-- begin Records for this task --
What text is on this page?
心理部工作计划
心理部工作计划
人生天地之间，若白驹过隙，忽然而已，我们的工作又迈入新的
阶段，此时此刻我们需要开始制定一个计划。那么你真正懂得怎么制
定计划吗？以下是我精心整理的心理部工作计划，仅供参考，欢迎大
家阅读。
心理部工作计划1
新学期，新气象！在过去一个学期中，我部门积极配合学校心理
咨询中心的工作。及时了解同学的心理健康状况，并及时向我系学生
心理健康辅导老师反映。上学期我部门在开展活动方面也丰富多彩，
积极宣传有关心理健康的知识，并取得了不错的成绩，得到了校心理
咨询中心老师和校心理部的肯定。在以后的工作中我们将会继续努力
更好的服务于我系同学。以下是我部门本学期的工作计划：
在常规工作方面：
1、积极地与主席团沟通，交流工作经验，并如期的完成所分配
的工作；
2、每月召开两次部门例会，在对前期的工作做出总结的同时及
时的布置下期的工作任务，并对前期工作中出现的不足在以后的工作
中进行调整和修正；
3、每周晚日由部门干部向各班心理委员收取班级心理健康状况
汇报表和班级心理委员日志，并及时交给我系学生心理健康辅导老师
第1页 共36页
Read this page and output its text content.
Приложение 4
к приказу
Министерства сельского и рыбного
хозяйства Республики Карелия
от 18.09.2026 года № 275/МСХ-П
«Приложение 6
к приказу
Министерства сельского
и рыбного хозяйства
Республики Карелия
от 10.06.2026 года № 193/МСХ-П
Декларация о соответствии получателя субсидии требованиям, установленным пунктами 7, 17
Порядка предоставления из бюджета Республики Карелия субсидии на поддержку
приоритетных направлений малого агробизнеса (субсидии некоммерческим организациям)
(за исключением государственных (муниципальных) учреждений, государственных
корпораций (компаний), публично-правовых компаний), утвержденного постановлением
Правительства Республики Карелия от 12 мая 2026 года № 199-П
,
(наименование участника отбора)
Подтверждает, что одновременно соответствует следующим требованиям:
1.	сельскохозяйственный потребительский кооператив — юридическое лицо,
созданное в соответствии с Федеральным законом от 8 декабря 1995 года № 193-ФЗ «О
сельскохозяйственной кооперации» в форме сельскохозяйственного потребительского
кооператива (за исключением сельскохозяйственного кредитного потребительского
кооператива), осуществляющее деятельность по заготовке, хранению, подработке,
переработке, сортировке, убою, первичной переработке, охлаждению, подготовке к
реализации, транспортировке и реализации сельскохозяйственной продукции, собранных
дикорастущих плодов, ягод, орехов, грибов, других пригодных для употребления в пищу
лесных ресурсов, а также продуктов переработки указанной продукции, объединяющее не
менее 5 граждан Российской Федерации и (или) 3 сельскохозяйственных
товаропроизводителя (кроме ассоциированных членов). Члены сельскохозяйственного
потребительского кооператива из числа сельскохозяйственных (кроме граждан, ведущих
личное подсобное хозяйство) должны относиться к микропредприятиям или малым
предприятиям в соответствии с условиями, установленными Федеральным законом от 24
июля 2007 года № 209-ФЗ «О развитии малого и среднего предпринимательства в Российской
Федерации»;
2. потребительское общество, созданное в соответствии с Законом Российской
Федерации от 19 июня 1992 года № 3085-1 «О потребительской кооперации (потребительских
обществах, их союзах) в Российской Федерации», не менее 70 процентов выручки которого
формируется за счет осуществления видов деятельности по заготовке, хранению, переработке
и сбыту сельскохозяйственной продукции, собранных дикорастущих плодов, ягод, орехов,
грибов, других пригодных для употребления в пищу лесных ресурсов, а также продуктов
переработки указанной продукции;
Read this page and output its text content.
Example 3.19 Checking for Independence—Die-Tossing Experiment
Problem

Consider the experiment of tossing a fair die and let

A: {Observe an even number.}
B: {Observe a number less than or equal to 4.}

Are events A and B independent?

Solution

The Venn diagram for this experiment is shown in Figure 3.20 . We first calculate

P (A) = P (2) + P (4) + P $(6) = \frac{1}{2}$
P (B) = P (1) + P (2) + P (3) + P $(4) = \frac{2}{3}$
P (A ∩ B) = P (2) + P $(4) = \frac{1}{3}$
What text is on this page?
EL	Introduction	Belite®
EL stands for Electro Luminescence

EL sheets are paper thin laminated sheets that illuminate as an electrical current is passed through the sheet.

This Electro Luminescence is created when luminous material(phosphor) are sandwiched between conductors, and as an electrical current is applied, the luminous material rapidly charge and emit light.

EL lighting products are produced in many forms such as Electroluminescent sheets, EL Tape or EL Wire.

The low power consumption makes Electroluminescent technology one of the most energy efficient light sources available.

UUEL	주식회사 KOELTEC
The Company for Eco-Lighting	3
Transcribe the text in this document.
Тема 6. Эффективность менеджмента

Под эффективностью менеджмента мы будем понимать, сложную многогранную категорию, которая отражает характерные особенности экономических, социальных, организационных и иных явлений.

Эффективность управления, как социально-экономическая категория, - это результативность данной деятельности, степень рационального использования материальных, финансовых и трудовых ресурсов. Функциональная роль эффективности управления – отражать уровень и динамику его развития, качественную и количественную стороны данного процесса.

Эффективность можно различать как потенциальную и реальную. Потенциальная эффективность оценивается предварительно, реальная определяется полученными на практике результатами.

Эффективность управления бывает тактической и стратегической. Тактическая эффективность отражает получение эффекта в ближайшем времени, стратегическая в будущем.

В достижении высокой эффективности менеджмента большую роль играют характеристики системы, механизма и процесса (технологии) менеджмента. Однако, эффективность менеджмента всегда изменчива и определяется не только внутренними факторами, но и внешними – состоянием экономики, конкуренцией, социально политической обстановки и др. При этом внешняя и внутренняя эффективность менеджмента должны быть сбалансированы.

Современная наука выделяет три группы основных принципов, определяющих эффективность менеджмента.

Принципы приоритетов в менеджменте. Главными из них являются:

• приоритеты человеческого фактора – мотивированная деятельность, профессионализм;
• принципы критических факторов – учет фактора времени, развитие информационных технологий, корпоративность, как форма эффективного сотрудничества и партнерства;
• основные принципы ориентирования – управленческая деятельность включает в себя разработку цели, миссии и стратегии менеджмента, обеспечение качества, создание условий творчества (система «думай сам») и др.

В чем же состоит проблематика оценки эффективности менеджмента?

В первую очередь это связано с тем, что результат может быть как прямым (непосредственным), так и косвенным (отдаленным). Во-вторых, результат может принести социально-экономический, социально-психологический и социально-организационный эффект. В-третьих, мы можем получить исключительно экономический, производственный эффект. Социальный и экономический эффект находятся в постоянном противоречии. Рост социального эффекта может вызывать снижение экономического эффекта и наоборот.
-- end Records for this task --
- **Exercise**
List every line from the entries above in which "пищу" appears.

- **Output for this task**
дикорастущих плодов, ягод, орехов, грибов, других пригодных для употребления в пищу
грибов, других пригодных для употребления в пищу лесных ресурсов, а также продуктов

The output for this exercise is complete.